WHAT TO WORK ON: Write out every record in full, exactly as written, please.

--- BEGIN DATASET RECORDS ---

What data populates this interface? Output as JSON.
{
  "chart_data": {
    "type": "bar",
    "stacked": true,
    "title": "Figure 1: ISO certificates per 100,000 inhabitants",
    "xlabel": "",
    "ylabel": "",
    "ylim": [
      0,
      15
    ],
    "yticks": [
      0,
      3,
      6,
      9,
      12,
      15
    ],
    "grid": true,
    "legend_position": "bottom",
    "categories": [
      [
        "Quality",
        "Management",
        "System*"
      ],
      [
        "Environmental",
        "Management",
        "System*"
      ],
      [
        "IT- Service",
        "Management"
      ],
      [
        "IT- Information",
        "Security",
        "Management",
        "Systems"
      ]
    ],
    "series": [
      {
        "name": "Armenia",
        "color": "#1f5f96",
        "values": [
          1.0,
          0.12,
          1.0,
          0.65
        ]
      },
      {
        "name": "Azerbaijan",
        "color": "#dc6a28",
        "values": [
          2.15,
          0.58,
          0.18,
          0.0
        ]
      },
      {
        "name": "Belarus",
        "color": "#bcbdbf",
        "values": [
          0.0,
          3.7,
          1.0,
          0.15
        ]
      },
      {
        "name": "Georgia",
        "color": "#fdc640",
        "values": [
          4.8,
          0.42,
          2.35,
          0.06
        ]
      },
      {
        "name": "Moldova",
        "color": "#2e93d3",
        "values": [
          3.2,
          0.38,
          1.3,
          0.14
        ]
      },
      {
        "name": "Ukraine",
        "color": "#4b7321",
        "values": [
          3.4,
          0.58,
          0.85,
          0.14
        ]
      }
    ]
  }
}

--- END DATASET RECORDS ---

THE COMPLETED TASK:
What data populates this interface? Output as JSON.
{
  "chart_data": {
    "type": "bar",
    "stacked": true,
    "title": "Figure 1: ISO certificates per 100,000 inhabitants",
    "xlabel": "",
    "ylabel": "",
    "ylim": [
      0,
      15
    ],
    "yticks": [
      0,
      3,
      6,
      9,
      12,
      15
    ],
    "grid": true,
    "legend_position": "bottom",
    "categories": [
      [
        "Quality",
        "Management",
        "System*"
      ],
      [
        "Environmental",
        "Management",
        "System*"
      ],
      [
        "IT- Service",
        "Management"
      ],
      [
        "IT- Information",
        "Security",
        "Management",
        "Systems"
      ]
    ],
    "series": [
      {
        "name": "Armenia",
        "color": "#1f5f96",
        "values": [
          1.0,
          0.12,
          1.0,
          0.65
        ]
      },
      {
        "name": "Azerbaijan",
        "color": "#dc6a28",
        "values": [
          2.15,
          0.58,
          0.18,
          0.0
        ]
      },
      {
        "name": "Belarus",
        "color": "#bcbdbf",
        "values": [
          0.0,
          3.7,
          1.0,
          0.15
        ]
      },
      {
        "name": "Georgia",
        "color": "#fdc640",
        "values": [
          4.8,
          0.42,
          2.35,
          0.06
        ]
      },
      {
        "name": "Moldova",
        "color": "#2e93d3",
        "values": [
          3.2,
          0.38,
          1.3,
          0.14
        ]
      },
      {
        "name": "Ukraine",
        "color": "#4b7321",
        "values": [
          3.4,
          0.58,
          0.85,
          0.14
        ]
      }
    ]
  }
}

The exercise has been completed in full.